* Set exercise: Write out the data again in full, exactly as it reads.

* Dataset entries:
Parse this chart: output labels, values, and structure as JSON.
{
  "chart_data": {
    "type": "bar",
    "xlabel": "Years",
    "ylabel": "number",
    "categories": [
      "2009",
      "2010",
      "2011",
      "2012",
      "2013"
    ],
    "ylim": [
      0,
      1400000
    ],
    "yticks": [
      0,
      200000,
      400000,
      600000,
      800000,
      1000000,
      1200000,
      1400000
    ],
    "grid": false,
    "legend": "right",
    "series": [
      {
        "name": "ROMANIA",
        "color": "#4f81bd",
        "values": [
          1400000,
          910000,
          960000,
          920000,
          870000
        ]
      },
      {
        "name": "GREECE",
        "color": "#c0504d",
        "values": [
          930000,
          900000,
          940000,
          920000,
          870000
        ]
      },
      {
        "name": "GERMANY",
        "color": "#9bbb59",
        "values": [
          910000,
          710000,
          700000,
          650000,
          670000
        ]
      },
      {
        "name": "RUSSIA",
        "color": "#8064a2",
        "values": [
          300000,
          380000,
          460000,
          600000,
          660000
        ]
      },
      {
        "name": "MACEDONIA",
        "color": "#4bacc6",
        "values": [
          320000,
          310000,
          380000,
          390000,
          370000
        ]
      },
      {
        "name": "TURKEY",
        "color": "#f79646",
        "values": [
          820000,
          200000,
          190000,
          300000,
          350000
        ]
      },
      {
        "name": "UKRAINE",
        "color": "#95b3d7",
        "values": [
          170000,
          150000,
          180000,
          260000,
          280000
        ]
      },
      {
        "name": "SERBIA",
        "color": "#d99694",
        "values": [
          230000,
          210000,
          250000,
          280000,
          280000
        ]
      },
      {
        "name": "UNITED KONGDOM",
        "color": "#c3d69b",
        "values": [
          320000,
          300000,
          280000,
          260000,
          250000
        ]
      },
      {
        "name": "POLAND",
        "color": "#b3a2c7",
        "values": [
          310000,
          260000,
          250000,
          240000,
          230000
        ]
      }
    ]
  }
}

* Response to this exercise:
Parse this chart: output labels, values, and structure as JSON.
{
  "chart_data": {
    "type": "bar",
    "xlabel": "Years",
    "ylabel": "number",
    "categories": [
      "2009",
      "2010",
      "2011",
      "2012",
      "2013"
    ],
    "ylim": [
      0,
      1400000
    ],
    "yticks": [
      0,
      200000,
      400000,
      600000,
      800000,
      1000000,
      1200000,
      1400000
    ],
    "grid": false,
    "legend": "right",
    "series": [
      {
        "name": "ROMANIA",
        "color": "#4f81bd",
        "values": [
          1400000,
          910000,
          960000,
          920000,
          870000
        ]
      },
      {
        "name": "GREECE",
        "color": "#c0504d",
        "values": [
          930000,
          900000,
          940000,
          920000,
          870000
        ]
      },
      {
        "name": "GERMANY",
        "color": "#9bbb59",
        "values": [
          910000,
          710000,
          700000,
          650000,
          670000
        ]
      },
      {
        "name": "RUSSIA",
        "color": "#8064a2",
        "values": [
          300000,
          380000,
          460000,
          600000,
          660000
        ]
      },
      {
        "name": "MACEDONIA",
        "color": "#4bacc6",
        "values": [
          320000,
          310000,
          380000,
          390000,
          370000
        ]
      },
      {
        "name": "TURKEY",
        "color": "#f79646",
        "values": [
          820000,
          200000,
          190000,
          300000,
          350000
        ]
      },
      {
        "name": "UKRAINE",
        "color": "#95b3d7",
        "values": [
          170000,
          150000,
          180000,
          260000,
          280000
        ]
      },
      {
        "name": "SERBIA",
        "color": "#d99694",
        "values": [
          230000,
          210000,
          250000,
          280000,
          280000
        ]
      },
      {
        "name": "UNITED KONGDOM",
        "color": "#c3d69b",
        "values": [
          320000,
          300000,
          280000,
          260000,
          250000
        ]
      },
      {
        "name": "POLAND",
        "color": "#b3a2c7",
        "values": [
          310000,
          260000,
          250000,
          240000,
          230000
        ]
      }
    ]
  }
}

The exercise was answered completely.